Would you transcribe the listing that follows, character for character, and omit its images?

:: Data provided ::

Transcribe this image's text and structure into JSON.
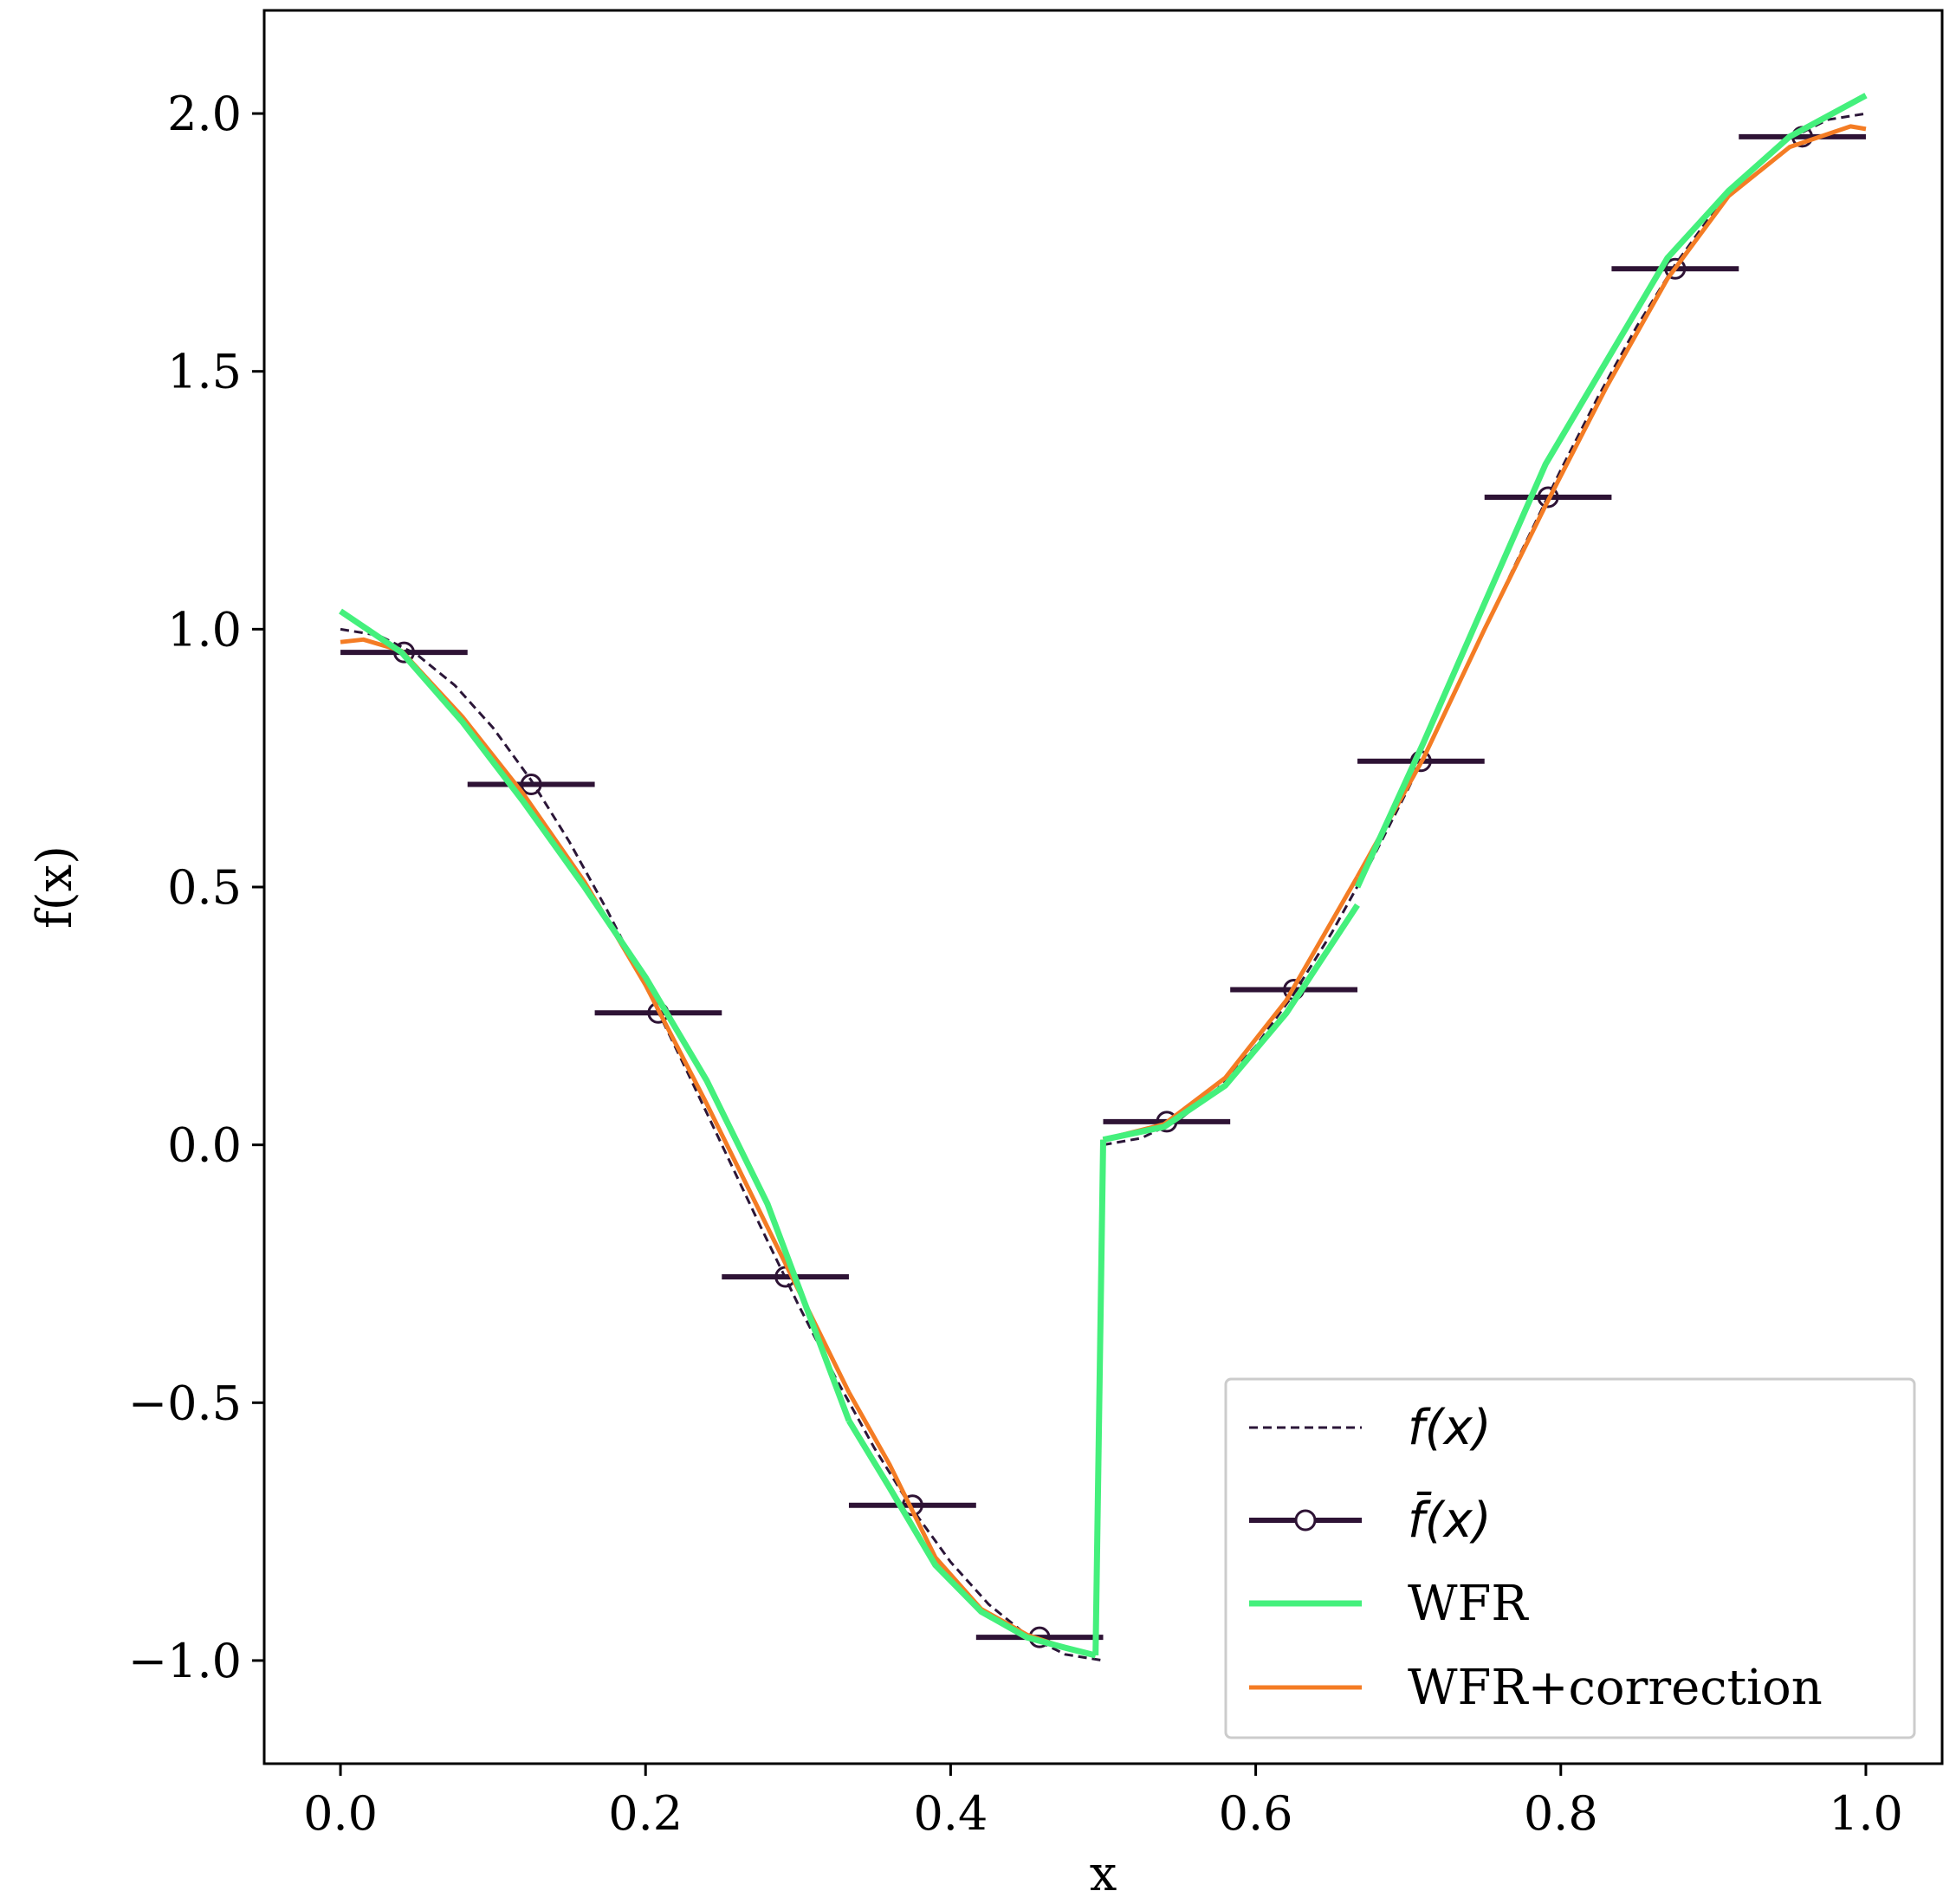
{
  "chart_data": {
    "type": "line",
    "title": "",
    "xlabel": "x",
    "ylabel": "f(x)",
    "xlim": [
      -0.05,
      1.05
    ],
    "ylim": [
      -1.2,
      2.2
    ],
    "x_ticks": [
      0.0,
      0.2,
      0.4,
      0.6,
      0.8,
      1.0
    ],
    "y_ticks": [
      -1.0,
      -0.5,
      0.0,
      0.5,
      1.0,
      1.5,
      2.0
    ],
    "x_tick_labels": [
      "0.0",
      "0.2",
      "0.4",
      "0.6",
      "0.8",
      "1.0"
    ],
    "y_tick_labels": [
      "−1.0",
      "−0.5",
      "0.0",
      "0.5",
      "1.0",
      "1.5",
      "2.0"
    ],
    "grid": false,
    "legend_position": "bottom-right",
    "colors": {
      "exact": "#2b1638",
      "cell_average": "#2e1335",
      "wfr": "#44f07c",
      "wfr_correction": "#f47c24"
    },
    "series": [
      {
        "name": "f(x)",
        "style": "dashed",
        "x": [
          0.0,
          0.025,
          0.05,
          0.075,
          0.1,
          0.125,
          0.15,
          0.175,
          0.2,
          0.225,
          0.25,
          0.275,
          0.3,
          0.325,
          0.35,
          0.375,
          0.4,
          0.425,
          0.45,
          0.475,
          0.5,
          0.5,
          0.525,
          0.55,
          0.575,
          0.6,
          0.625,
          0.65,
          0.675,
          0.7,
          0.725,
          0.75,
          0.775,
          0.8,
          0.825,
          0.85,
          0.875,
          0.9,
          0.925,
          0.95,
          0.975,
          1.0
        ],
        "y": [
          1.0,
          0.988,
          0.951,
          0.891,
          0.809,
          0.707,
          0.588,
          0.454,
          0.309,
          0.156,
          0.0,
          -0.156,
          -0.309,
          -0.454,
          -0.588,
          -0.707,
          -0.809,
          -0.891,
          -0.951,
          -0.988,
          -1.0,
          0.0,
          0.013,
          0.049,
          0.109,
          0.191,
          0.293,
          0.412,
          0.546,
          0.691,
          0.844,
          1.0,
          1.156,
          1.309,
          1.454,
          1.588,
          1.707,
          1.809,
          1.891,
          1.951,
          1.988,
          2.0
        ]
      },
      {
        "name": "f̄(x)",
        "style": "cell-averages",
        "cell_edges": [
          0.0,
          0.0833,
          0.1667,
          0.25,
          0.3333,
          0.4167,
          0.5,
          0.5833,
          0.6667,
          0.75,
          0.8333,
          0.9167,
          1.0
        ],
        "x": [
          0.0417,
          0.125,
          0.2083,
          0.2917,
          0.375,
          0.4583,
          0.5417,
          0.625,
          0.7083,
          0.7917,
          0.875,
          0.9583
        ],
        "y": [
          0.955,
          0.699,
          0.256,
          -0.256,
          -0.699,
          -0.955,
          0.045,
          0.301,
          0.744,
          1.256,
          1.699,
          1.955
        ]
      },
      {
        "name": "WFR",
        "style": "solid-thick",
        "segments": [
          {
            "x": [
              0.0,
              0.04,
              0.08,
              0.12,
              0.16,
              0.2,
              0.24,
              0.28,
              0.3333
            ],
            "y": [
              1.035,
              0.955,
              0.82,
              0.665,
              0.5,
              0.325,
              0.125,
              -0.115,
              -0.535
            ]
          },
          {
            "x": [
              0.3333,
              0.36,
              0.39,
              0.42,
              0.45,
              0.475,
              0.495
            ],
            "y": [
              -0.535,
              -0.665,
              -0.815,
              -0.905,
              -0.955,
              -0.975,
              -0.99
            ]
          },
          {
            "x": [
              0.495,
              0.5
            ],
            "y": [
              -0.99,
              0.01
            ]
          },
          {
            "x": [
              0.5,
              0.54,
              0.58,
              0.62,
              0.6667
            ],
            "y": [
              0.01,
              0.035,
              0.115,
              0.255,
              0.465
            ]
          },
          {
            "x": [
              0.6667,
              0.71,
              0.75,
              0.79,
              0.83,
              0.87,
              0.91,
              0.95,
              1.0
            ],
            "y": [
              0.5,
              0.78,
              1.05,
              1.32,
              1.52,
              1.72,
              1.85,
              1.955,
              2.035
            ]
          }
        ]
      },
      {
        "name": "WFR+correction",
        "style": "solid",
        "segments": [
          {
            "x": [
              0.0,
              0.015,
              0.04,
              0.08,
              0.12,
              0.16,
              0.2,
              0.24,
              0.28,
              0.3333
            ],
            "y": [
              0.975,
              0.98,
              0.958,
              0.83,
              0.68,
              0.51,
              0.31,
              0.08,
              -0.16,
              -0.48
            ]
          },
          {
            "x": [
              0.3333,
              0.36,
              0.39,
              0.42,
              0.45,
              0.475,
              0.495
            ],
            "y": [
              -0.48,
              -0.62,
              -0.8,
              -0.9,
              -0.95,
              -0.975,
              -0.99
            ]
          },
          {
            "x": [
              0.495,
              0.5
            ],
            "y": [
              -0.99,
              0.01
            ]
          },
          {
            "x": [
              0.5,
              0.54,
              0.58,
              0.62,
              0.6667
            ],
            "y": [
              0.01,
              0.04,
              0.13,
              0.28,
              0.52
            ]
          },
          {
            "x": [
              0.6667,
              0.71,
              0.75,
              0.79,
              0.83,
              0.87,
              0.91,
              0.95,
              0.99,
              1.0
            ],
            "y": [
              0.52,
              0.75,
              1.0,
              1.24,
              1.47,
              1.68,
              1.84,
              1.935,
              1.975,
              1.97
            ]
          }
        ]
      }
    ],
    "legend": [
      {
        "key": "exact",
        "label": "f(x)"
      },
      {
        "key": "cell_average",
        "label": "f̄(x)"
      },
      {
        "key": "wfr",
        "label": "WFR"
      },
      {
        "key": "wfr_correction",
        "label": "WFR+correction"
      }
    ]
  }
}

:::

*Written solution*
Transcribe this image's text and structure into JSON.
{
  "chart_data": {
    "type": "line",
    "title": "",
    "xlabel": "x",
    "ylabel": "f(x)",
    "xlim": [
      -0.05,
      1.05
    ],
    "ylim": [
      -1.2,
      2.2
    ],
    "x_ticks": [
      0.0,
      0.2,
      0.4,
      0.6,
      0.8,
      1.0
    ],
    "y_ticks": [
      -1.0,
      -0.5,
      0.0,
      0.5,
      1.0,
      1.5,
      2.0
    ],
    "x_tick_labels": [
      "0.0",
      "0.2",
      "0.4",
      "0.6",
      "0.8",
      "1.0"
    ],
    "y_tick_labels": [
      "−1.0",
      "−0.5",
      "0.0",
      "0.5",
      "1.0",
      "1.5",
      "2.0"
    ],
    "grid": false,
    "legend_position": "bottom-right",
    "colors": {
      "exact": "#2b1638",
      "cell_average": "#2e1335",
      "wfr": "#44f07c",
      "wfr_correction": "#f47c24"
    },
    "series": [
      {
        "name": "f(x)",
        "style": "dashed",
        "x": [
          0.0,
          0.025,
          0.05,
          0.075,
          0.1,
          0.125,
          0.15,
          0.175,
          0.2,
          0.225,
          0.25,
          0.275,
          0.3,
          0.325,
          0.35,
          0.375,
          0.4,
          0.425,
          0.45,
          0.475,
          0.5,
          0.5,
          0.525,
          0.55,
          0.575,
          0.6,
          0.625,
          0.65,
          0.675,
          0.7,
          0.725,
          0.75,
          0.775,
          0.8,
          0.825,
          0.85,
          0.875,
          0.9,
          0.925,
          0.95,
          0.975,
          1.0
        ],
        "y": [
          1.0,
          0.988,
          0.951,
          0.891,
          0.809,
          0.707,
          0.588,
          0.454,
          0.309,
          0.156,
          0.0,
          -0.156,
          -0.309,
          -0.454,
          -0.588,
          -0.707,
          -0.809,
          -0.891,
          -0.951,
          -0.988,
          -1.0,
          0.0,
          0.013,
          0.049,
          0.109,
          0.191,
          0.293,
          0.412,
          0.546,
          0.691,
          0.844,
          1.0,
          1.156,
          1.309,
          1.454,
          1.588,
          1.707,
          1.809,
          1.891,
          1.951,
          1.988,
          2.0
        ]
      },
      {
        "name": "f̄(x)",
        "style": "cell-averages",
        "cell_edges": [
          0.0,
          0.0833,
          0.1667,
          0.25,
          0.3333,
          0.4167,
          0.5,
          0.5833,
          0.6667,
          0.75,
          0.8333,
          0.9167,
          1.0
        ],
        "x": [
          0.0417,
          0.125,
          0.2083,
          0.2917,
          0.375,
          0.4583,
          0.5417,
          0.625,
          0.7083,
          0.7917,
          0.875,
          0.9583
        ],
        "y": [
          0.955,
          0.699,
          0.256,
          -0.256,
          -0.699,
          -0.955,
          0.045,
          0.301,
          0.744,
          1.256,
          1.699,
          1.955
        ]
      },
      {
        "name": "WFR",
        "style": "solid-thick",
        "segments": [
          {
            "x": [
              0.0,
              0.04,
              0.08,
              0.12,
              0.16,
              0.2,
              0.24,
              0.28,
              0.3333
            ],
            "y": [
              1.035,
              0.955,
              0.82,
              0.665,
              0.5,
              0.325,
              0.125,
              -0.115,
              -0.535
            ]
          },
          {
            "x": [
              0.3333,
              0.36,
              0.39,
              0.42,
              0.45,
              0.475,
              0.495
            ],
            "y": [
              -0.535,
              -0.665,
              -0.815,
              -0.905,
              -0.955,
              -0.975,
              -0.99
            ]
          },
          {
            "x": [
              0.495,
              0.5
            ],
            "y": [
              -0.99,
              0.01
            ]
          },
          {
            "x": [
              0.5,
              0.54,
              0.58,
              0.62,
              0.6667
            ],
            "y": [
              0.01,
              0.035,
              0.115,
              0.255,
              0.465
            ]
          },
          {
            "x": [
              0.6667,
              0.71,
              0.75,
              0.79,
              0.83,
              0.87,
              0.91,
              0.95,
              1.0
            ],
            "y": [
              0.5,
              0.78,
              1.05,
              1.32,
              1.52,
              1.72,
              1.85,
              1.955,
              2.035
            ]
          }
        ]
      },
      {
        "name": "WFR+correction",
        "style": "solid",
        "segments": [
          {
            "x": [
              0.0,
              0.015,
              0.04,
              0.08,
              0.12,
              0.16,
              0.2,
              0.24,
              0.28,
              0.3333
            ],
            "y": [
              0.975,
              0.98,
              0.958,
              0.83,
              0.68,
              0.51,
              0.31,
              0.08,
              -0.16,
              -0.48
            ]
          },
          {
            "x": [
              0.3333,
              0.36,
              0.39,
              0.42,
              0.45,
              0.475,
              0.495
            ],
            "y": [
              -0.48,
              -0.62,
              -0.8,
              -0.9,
              -0.95,
              -0.975,
              -0.99
            ]
          },
          {
            "x": [
              0.495,
              0.5
            ],
            "y": [
              -0.99,
              0.01
            ]
          },
          {
            "x": [
              0.5,
              0.54,
              0.58,
              0.62,
              0.6667
            ],
            "y": [
              0.01,
              0.04,
              0.13,
              0.28,
              0.52
            ]
          },
          {
            "x": [
              0.6667,
              0.71,
              0.75,
              0.79,
              0.83,
              0.87,
              0.91,
              0.95,
              0.99,
              1.0
            ],
            "y": [
              0.52,
              0.75,
              1.0,
              1.24,
              1.47,
              1.68,
              1.84,
              1.935,
              1.975,
              1.97
            ]
          }
        ]
      }
    ],
    "legend": [
      {
        "key": "exact",
        "label": "f(x)"
      },
      {
        "key": "cell_average",
        "label": "f̄(x)"
      },
      {
        "key": "wfr",
        "label": "WFR"
      },
      {
        "key": "wfr_correction",
        "label": "WFR+correction"
      }
    ]
  }
}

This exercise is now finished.